Dataset items
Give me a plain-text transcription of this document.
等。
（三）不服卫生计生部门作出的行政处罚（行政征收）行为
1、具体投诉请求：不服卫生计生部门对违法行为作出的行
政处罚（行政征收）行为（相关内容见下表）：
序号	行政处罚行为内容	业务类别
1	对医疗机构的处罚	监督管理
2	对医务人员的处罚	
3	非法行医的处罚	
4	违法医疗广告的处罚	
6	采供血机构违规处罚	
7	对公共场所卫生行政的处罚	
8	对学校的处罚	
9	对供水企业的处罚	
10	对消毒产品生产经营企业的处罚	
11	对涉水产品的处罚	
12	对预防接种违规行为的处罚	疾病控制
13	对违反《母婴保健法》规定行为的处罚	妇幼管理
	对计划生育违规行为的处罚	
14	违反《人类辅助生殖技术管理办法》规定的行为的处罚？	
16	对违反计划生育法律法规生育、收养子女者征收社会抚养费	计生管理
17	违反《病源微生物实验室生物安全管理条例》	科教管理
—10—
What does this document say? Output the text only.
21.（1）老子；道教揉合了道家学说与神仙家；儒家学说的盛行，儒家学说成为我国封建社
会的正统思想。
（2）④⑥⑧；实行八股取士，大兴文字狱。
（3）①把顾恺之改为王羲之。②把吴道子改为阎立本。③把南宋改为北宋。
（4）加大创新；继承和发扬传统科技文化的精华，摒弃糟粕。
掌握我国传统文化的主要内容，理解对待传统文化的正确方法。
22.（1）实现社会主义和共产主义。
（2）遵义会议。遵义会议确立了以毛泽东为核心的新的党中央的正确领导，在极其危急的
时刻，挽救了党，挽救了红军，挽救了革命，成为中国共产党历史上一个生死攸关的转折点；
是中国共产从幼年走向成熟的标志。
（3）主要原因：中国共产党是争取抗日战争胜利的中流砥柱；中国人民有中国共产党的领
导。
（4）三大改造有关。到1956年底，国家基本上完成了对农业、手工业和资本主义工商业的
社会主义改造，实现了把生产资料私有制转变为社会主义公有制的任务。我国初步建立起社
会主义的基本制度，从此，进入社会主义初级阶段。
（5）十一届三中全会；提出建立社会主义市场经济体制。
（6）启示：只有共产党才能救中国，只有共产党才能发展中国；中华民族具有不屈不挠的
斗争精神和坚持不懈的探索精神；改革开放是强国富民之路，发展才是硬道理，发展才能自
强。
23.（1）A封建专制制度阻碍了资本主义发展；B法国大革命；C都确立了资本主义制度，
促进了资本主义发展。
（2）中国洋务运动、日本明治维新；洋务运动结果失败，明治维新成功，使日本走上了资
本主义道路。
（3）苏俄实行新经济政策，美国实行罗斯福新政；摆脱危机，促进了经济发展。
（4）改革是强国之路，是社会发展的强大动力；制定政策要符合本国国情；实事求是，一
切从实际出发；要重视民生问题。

■ **TASK INSTRUCTIONS**: Copy out each line exactly as written.

■ **RESPONSE TO THE TASK**:
Give me a plain-text transcription of this document.
等。
（三）不服卫生计生部门作出的行政处罚（行政征收）行为
1、具体投诉请求：不服卫生计生部门对违法行为作出的行
政处罚（行政征收）行为（相关内容见下表）：
序号	行政处罚行为内容	业务类别
1	对医疗机构的处罚	监督管理
2	对医务人员的处罚	
3	非法行医的处罚	
4	违法医疗广告的处罚	
6	采供血机构违规处罚	
7	对公共场所卫生行政的处罚	
8	对学校的处罚	
9	对供水企业的处罚	
10	对消毒产品生产经营企业的处罚	
11	对涉水产品的处罚	
12	对预防接种违规行为的处罚	疾病控制
13	对违反《母婴保健法》规定行为的处罚	妇幼管理
	对计划生育违规行为的处罚	
14	违反《人类辅助生殖技术管理办法》规定的行为的处罚？	
16	对违反计划生育法律法规生育、收养子女者征收社会抚养费	计生管理
17	违反《病源微生物实验室生物安全管理条例》	科教管理
—10—
What does this document say? Output the text only.
21.（1）老子；道教揉合了道家学说与神仙家；儒家学说的盛行，儒家学说成为我国封建社
会的正统思想。
（2）④⑥⑧；实行八股取士，大兴文字狱。
（3）①把顾恺之改为王羲之。②把吴道子改为阎立本。③把南宋改为北宋。
（4）加大创新；继承和发扬传统科技文化的精华，摒弃糟粕。
掌握我国传统文化的主要内容，理解对待传统文化的正确方法。
22.（1）实现社会主义和共产主义。
（2）遵义会议。遵义会议确立了以毛泽东为核心的新的党中央的正确领导，在极其危急的
时刻，挽救了党，挽救了红军，挽救了革命，成为中国共产党历史上一个生死攸关的转折点；
是中国共产从幼年走向成熟的标志。
（3）主要原因：中国共产党是争取抗日战争胜利的中流砥柱；中国人民有中国共产党的领
导。
（4）三大改造有关。到1956年底，国家基本上完成了对农业、手工业和资本主义工商业的
社会主义改造，实现了把生产资料私有制转变为社会主义公有制的任务。我国初步建立起社
会主义的基本制度，从此，进入社会主义初级阶段。
（5）十一届三中全会；提出建立社会主义市场经济体制。
（6）启示：只有共产党才能救中国，只有共产党才能发展中国；中华民族具有不屈不挠的
斗争精神和坚持不懈的探索精神；改革开放是强国富民之路，发展才是硬道理，发展才能自
强。
23.（1）A封建专制制度阻碍了资本主义发展；B法国大革命；C都确立了资本主义制度，
促进了资本主义发展。
（2）中国洋务运动、日本明治维新；洋务运动结果失败，明治维新成功，使日本走上了资
本主义道路。
（3）苏俄实行新经济政策，美国实行罗斯福新政；摆脱危机，促进了经济发展。
（4）改革是强国之路，是社会发展的强大动力；制定政策要符合本国国情；实事求是，一
切从实际出发；要重视民生问题。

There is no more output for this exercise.